• _What you are asked to do_:
Each line below should be reproduced without any alteration.

• _Given data_:
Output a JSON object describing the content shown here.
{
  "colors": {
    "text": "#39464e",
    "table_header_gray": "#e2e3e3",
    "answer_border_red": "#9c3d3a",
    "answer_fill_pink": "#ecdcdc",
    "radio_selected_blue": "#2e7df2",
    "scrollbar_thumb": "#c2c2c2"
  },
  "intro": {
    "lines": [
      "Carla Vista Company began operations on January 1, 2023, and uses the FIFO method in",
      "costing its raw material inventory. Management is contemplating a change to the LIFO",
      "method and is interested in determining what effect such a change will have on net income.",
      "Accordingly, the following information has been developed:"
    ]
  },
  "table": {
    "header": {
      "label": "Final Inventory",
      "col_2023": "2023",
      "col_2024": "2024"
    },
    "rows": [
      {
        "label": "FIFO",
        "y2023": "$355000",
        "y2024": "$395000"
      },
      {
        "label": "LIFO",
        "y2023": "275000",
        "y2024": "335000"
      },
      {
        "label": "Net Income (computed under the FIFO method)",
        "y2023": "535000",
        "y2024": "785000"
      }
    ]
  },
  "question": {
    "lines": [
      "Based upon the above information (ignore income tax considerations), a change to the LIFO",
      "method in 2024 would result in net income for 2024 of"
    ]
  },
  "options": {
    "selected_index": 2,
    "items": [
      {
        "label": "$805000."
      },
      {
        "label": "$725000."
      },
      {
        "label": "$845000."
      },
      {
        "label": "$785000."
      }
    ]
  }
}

• _Correct result_:
Output a JSON object describing the content shown here.
{
  "colors": {
    "text": "#39464e",
    "table_header_gray": "#e2e3e3",
    "answer_border_red": "#9c3d3a",
    "answer_fill_pink": "#ecdcdc",
    "radio_selected_blue": "#2e7df2",
    "scrollbar_thumb": "#c2c2c2"
  },
  "intro": {
    "lines": [
      "Carla Vista Company began operations on January 1, 2023, and uses the FIFO method in",
      "costing its raw material inventory. Management is contemplating a change to the LIFO",
      "method and is interested in determining what effect such a change will have on net income.",
      "Accordingly, the following information has been developed:"
    ]
  },
  "table": {
    "header": {
      "label": "Final Inventory",
      "col_2023": "2023",
      "col_2024": "2024"
    },
    "rows": [
      {
        "label": "FIFO",
        "y2023": "$355000",
        "y2024": "$395000"
      },
      {
        "label": "LIFO",
        "y2023": "275000",
        "y2024": "335000"
      },
      {
        "label": "Net Income (computed under the FIFO method)",
        "y2023": "535000",
        "y2024": "785000"
      }
    ]
  },
  "question": {
    "lines": [
      "Based upon the above information (ignore income tax considerations), a change to the LIFO",
      "method in 2024 would result in net income for 2024 of"
    ]
  },
  "options": {
    "selected_index": 2,
    "items": [
      {
        "label": "$805000."
      },
      {
        "label": "$725000."
      },
      {
        "label": "$845000."
      },
      {
        "label": "$785000."
      }
    ]
  }
}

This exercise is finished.